**Provided data**
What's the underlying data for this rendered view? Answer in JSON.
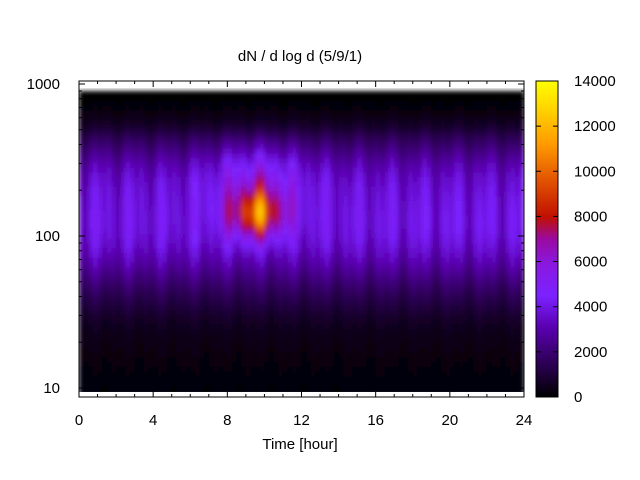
{
  "chart_data": {
    "type": "heatmap",
    "title": "dN / d log d (5/9/1)",
    "xlabel": "Time [hour]",
    "ylabel": "",
    "xlim": [
      0,
      24
    ],
    "ylim": [
      9,
      1000
    ],
    "y_scale": "log",
    "x_ticks": [
      "0",
      "4",
      "8",
      "12",
      "16",
      "20",
      "24"
    ],
    "y_ticks": [
      "10",
      "100",
      "1000"
    ],
    "colorbar": {
      "range": [
        0,
        14000
      ],
      "ticks": [
        "0",
        "2000",
        "4000",
        "6000",
        "8000",
        "10000",
        "12000",
        "14000"
      ],
      "colormap": "black-purple-blue-red-orange-yellow (gnuplot)"
    },
    "data_extent": {
      "x": [
        0,
        24
      ],
      "y": [
        9,
        900
      ]
    },
    "features": [
      {
        "description": "peak concentration",
        "x_center": 9.5,
        "y_center": 140,
        "value_max": 11500
      },
      {
        "description": "broad mode",
        "x_range": [
          0,
          24
        ],
        "y_center": 110,
        "value_approx": 4500
      },
      {
        "description": "low background",
        "y_range": [
          9,
          20
        ],
        "value_approx": 500
      }
    ]
  },
  "colors": {
    "black": "#000000",
    "purple": "#5a00b0",
    "blue": "#7b22ff",
    "red": "#c01000",
    "orange": "#ff9a00",
    "yellow": "#ffff00"
  }
}
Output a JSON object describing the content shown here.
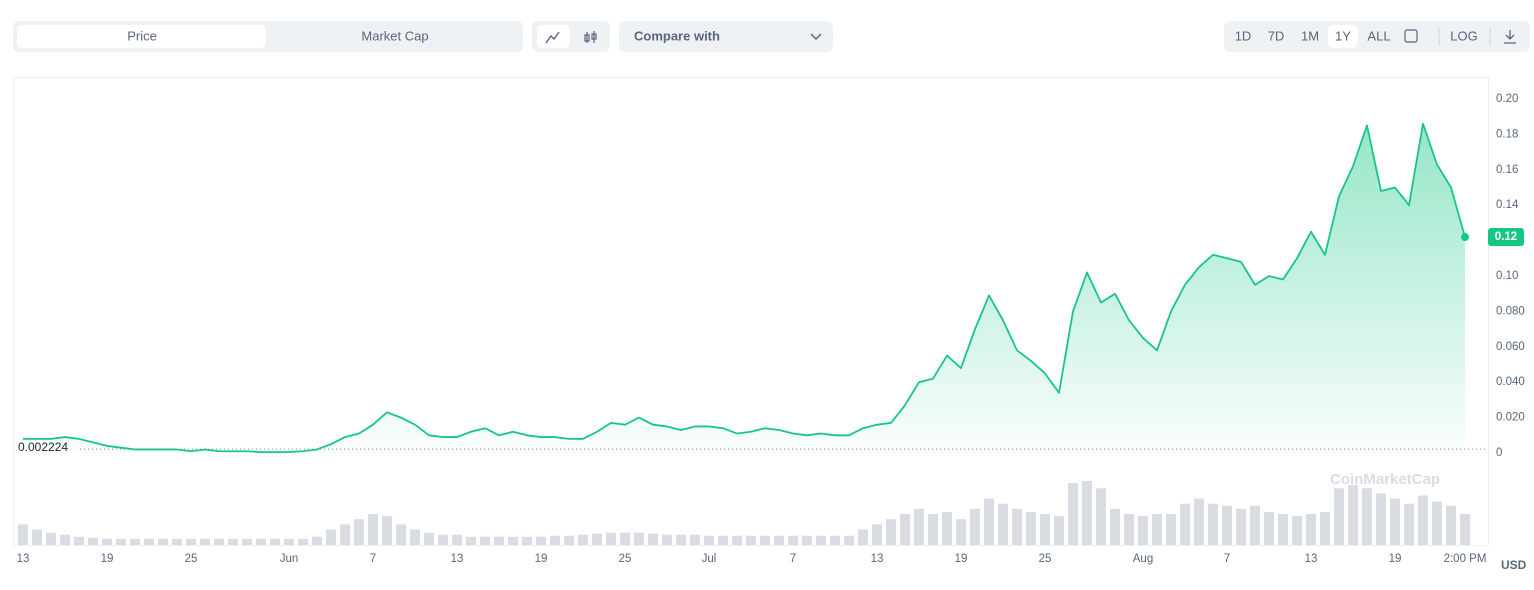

**Directions**
Keep the pictures out of the copy and write out the data exactly as it stands.

**Result below**
What's the underlying data for this rendered view? Answer in JSON.
{
  "chart_data": {
    "type": "heatmap",
    "title": "dN / d log d (5/9/1)",
    "xlabel": "Time [hour]",
    "ylabel": "",
    "xlim": [
      0,
      24
    ],
    "ylim": [
      9,
      1000
    ],
    "y_scale": "log",
    "x_ticks": [
      "0",
      "4",
      "8",
      "12",
      "16",
      "20",
      "24"
    ],
    "y_ticks": [
      "10",
      "100",
      "1000"
    ],
    "colorbar": {
      "range": [
        0,
        14000
      ],
      "ticks": [
        "0",
        "2000",
        "4000",
        "6000",
        "8000",
        "10000",
        "12000",
        "14000"
      ],
      "colormap": "black-purple-blue-red-orange-yellow (gnuplot)"
    },
    "data_extent": {
      "x": [
        0,
        24
      ],
      "y": [
        9,
        900
      ]
    },
    "features": [
      {
        "description": "peak concentration",
        "x_center": 9.5,
        "y_center": 140,
        "value_max": 11500
      },
      {
        "description": "broad mode",
        "x_range": [
          0,
          24
        ],
        "y_center": 110,
        "value_approx": 4500
      },
      {
        "description": "low background",
        "y_range": [
          9,
          20
        ],
        "value_approx": 500
      }
    ]
  },
  "colors": {
    "black": "#000000",
    "purple": "#5a00b0",
    "blue": "#7b22ff",
    "red": "#c01000",
    "orange": "#ff9a00",
    "yellow": "#ffff00"
  }
}
Output a JSON object describing the content shown here.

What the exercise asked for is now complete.